### [What to produce]
Tally up the lines where the string "начисления" appears; reply with the number only.

(Data records)
begin
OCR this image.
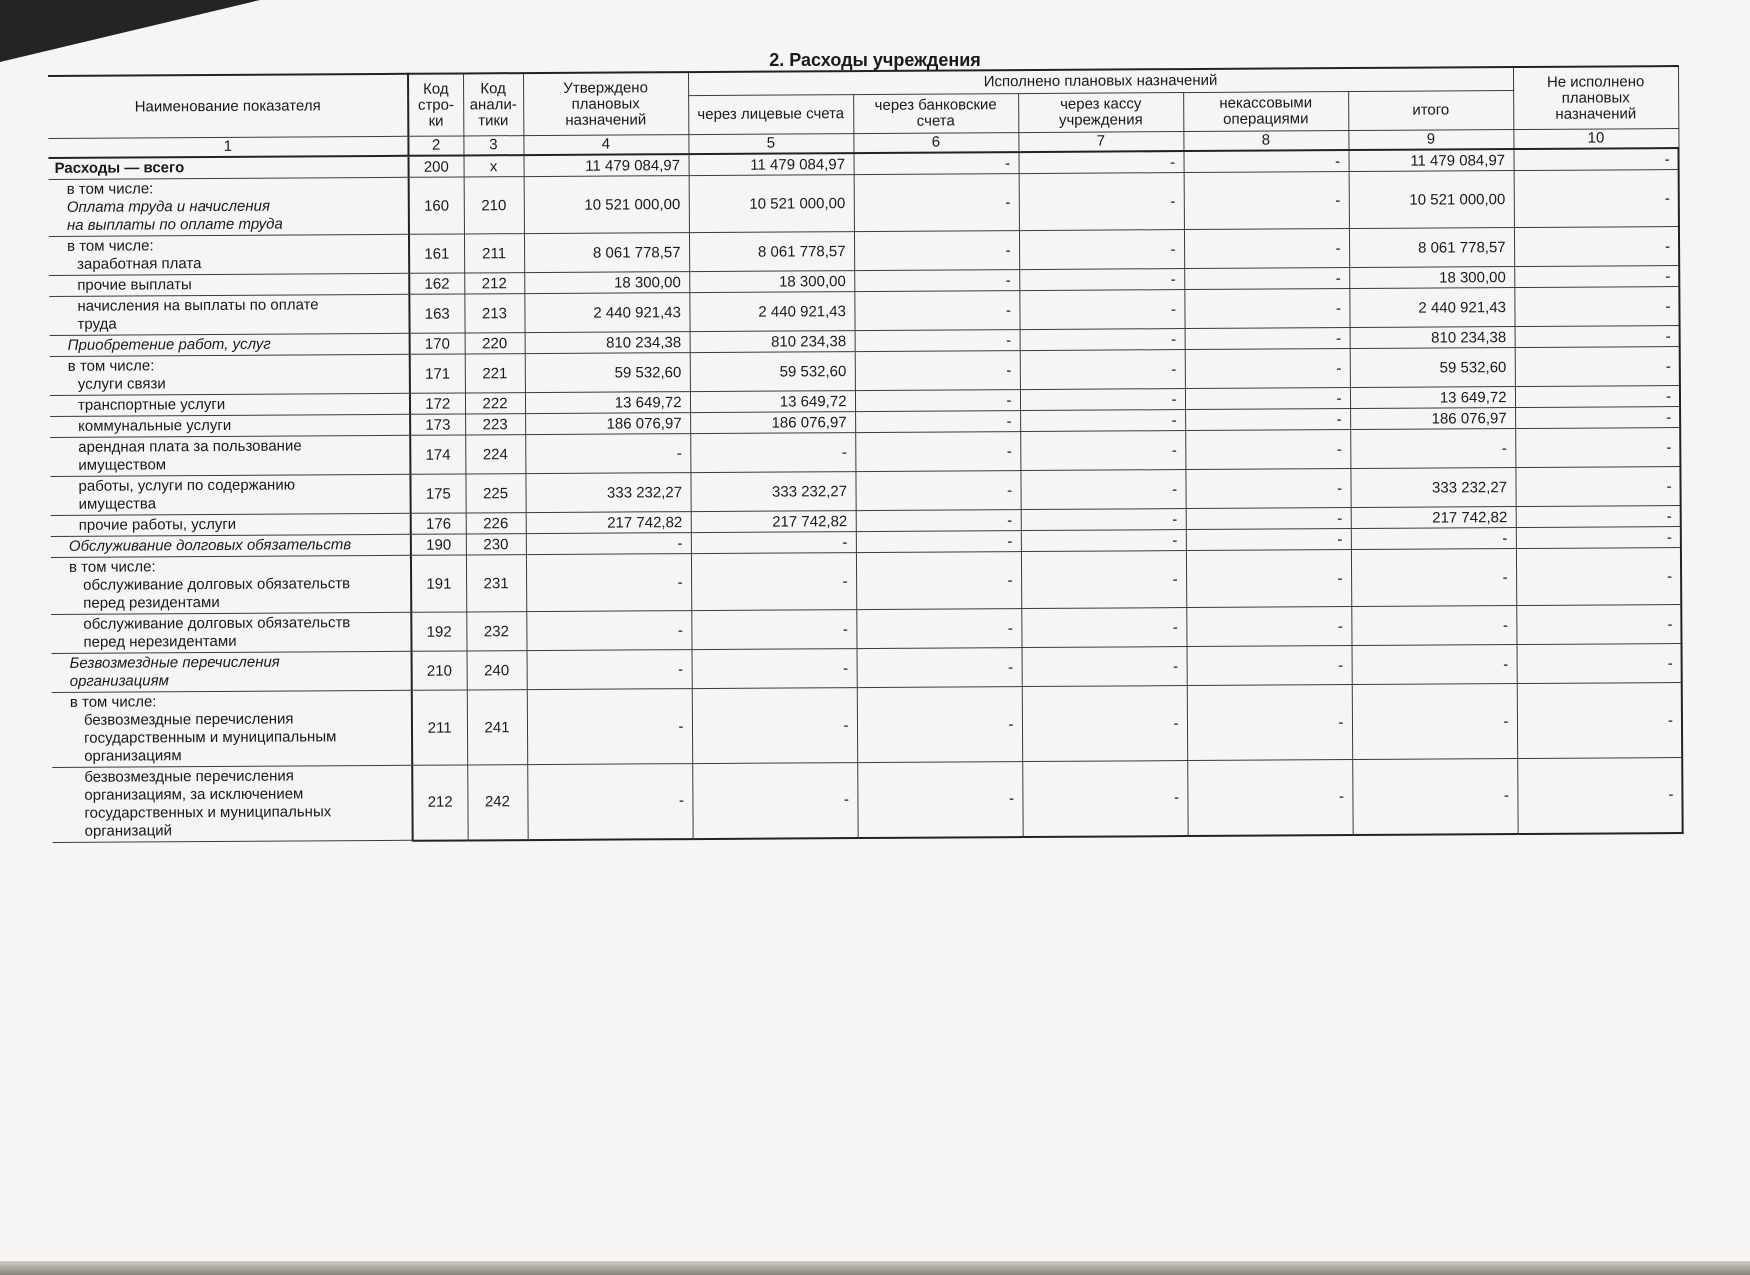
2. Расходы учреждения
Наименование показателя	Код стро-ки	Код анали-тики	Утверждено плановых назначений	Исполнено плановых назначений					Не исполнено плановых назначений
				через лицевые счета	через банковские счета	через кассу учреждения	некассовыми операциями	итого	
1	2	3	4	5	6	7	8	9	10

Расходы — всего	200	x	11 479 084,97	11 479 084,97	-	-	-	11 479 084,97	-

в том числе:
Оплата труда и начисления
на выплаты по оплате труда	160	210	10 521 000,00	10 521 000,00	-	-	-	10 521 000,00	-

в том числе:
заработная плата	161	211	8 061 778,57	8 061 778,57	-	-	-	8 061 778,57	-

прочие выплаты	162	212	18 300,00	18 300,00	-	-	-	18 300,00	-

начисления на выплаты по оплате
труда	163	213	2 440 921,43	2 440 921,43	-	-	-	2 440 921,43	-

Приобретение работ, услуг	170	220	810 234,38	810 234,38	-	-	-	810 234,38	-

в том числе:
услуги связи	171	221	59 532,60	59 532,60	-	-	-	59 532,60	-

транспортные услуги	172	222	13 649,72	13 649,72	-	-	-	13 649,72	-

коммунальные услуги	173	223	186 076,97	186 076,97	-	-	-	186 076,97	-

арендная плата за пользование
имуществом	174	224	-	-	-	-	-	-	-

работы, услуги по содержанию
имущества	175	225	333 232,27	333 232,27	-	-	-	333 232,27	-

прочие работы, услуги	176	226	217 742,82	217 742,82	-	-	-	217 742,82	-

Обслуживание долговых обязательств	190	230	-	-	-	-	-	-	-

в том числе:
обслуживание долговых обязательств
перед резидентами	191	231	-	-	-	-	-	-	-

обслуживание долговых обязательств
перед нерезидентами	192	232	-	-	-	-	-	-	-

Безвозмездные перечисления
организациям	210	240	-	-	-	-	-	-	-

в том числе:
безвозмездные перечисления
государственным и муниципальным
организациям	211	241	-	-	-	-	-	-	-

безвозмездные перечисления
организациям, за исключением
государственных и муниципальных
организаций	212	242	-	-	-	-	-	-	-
end
begin
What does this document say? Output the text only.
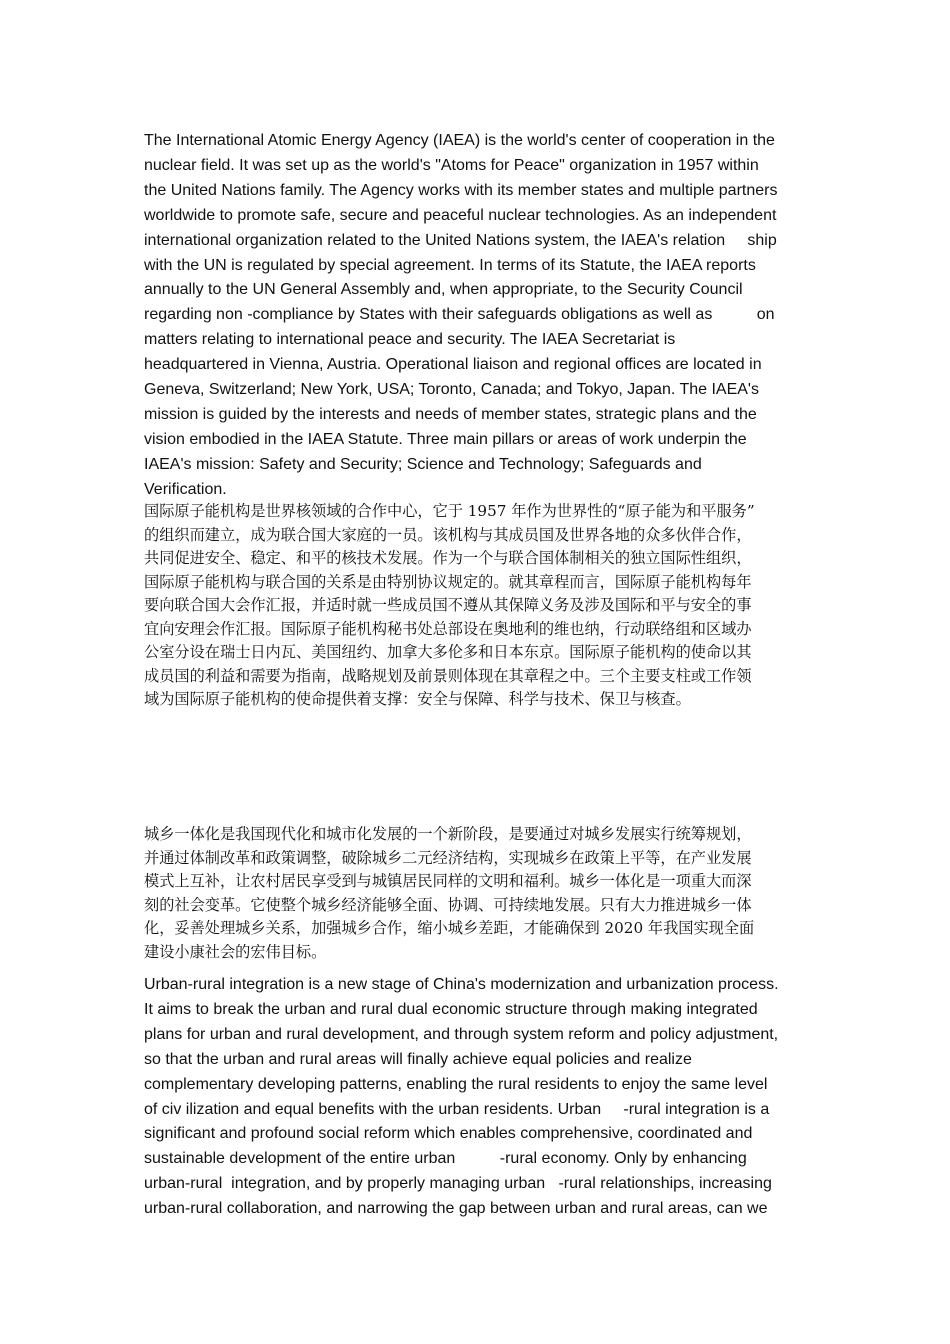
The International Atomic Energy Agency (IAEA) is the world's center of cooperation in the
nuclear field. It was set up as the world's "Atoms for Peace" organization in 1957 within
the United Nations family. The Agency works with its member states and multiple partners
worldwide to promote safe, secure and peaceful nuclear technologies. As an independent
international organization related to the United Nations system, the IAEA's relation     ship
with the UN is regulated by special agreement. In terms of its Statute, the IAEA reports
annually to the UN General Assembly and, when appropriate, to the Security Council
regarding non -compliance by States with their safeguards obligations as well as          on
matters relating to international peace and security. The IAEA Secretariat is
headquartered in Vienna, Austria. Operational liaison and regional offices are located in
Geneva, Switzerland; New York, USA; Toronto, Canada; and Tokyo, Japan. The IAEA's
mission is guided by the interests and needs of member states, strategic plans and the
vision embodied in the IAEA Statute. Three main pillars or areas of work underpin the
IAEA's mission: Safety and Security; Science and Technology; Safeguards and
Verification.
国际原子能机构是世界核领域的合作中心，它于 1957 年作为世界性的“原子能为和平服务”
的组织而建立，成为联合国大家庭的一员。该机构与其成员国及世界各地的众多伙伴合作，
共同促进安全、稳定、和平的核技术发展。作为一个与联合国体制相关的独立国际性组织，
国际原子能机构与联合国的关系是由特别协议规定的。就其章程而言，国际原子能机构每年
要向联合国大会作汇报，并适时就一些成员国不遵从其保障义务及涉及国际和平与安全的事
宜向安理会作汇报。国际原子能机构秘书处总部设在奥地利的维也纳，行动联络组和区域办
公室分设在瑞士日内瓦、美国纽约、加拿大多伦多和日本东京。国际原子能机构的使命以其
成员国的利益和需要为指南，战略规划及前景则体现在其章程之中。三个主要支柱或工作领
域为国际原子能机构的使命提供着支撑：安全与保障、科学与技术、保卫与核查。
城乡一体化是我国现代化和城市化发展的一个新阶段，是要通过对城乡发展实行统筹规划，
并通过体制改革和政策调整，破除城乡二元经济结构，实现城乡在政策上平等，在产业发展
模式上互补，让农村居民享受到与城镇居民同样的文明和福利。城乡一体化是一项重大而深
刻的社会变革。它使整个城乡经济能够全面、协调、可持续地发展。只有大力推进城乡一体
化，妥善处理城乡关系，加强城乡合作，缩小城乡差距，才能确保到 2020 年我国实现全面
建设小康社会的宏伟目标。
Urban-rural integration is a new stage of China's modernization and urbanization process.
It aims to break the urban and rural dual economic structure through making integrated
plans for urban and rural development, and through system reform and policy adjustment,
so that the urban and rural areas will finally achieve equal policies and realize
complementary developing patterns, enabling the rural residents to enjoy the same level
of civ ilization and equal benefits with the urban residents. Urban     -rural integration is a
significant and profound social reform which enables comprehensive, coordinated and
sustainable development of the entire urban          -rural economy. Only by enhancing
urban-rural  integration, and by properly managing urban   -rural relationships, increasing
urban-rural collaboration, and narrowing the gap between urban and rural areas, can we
end
begin
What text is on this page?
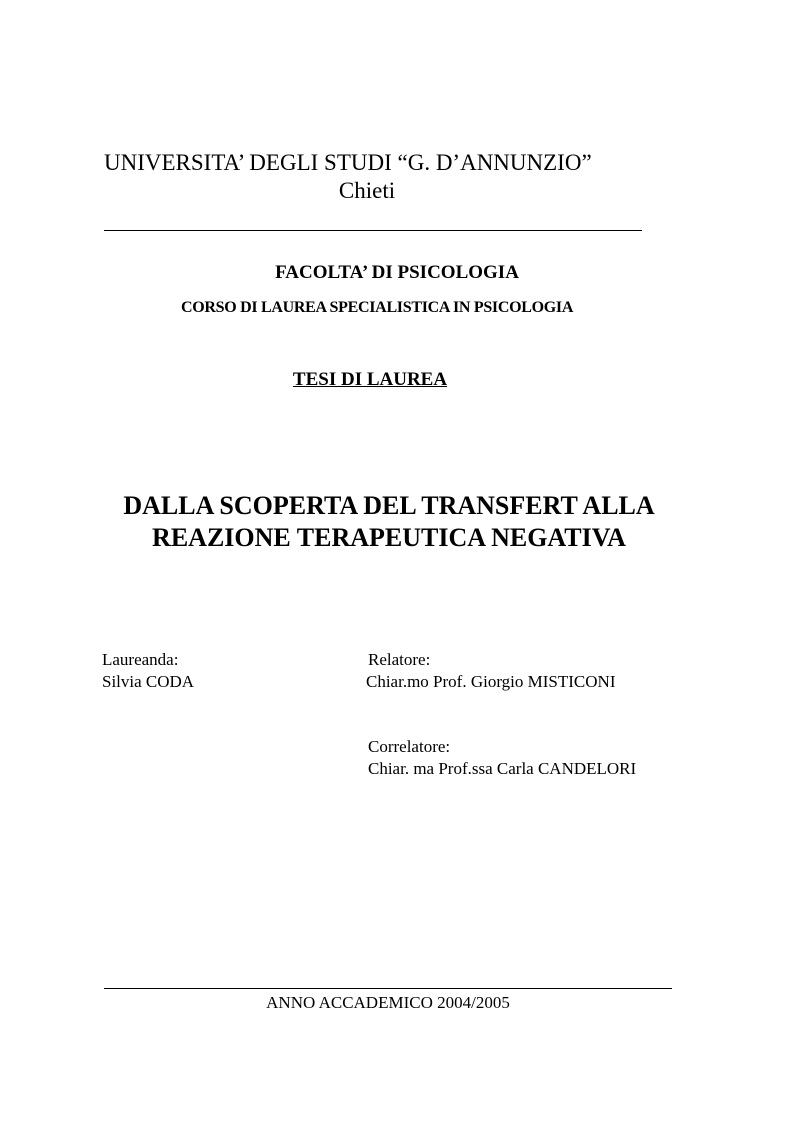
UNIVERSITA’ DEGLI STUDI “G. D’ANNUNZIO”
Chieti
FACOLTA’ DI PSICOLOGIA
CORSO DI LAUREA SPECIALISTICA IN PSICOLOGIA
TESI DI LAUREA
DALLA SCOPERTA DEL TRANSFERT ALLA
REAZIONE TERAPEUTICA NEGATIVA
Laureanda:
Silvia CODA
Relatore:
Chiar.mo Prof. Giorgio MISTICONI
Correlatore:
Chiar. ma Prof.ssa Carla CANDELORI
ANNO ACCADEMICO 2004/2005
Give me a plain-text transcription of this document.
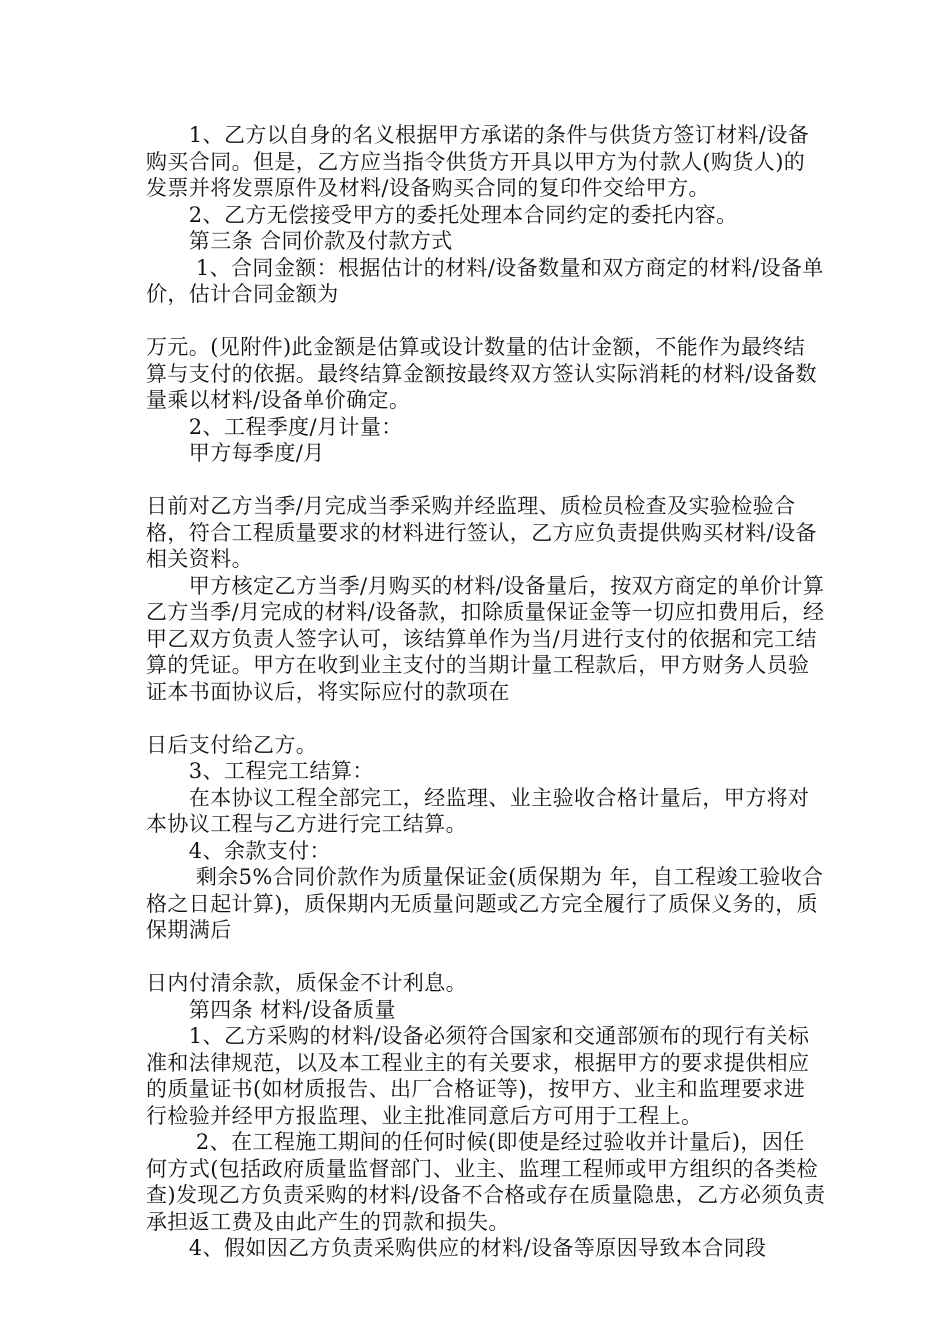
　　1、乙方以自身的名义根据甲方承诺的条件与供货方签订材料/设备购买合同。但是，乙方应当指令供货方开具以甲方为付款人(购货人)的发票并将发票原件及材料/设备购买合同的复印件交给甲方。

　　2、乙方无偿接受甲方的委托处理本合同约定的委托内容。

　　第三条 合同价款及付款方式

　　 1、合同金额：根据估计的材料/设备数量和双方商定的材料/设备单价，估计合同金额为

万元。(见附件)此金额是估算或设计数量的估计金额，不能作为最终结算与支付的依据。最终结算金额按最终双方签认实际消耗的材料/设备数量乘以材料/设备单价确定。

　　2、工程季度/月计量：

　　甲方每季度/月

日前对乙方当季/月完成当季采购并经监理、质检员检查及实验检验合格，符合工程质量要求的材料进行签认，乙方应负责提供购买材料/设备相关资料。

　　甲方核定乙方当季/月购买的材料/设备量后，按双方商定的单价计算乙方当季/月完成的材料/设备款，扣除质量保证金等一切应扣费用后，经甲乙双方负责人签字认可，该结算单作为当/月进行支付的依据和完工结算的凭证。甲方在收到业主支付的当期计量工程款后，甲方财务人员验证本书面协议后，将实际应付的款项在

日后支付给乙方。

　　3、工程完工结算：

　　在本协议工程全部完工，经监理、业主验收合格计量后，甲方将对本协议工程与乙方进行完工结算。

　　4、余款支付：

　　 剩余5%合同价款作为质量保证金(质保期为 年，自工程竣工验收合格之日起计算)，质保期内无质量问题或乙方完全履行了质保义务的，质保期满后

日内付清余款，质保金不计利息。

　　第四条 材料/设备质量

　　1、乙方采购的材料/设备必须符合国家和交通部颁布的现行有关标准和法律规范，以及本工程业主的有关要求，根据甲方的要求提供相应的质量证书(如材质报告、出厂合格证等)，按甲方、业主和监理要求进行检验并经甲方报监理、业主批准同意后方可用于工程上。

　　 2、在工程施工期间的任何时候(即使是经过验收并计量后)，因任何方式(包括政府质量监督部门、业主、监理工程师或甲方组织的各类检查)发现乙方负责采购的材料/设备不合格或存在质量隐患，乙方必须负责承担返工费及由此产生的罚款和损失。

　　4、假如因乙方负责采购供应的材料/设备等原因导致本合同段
end
### [Response to the exercise]
2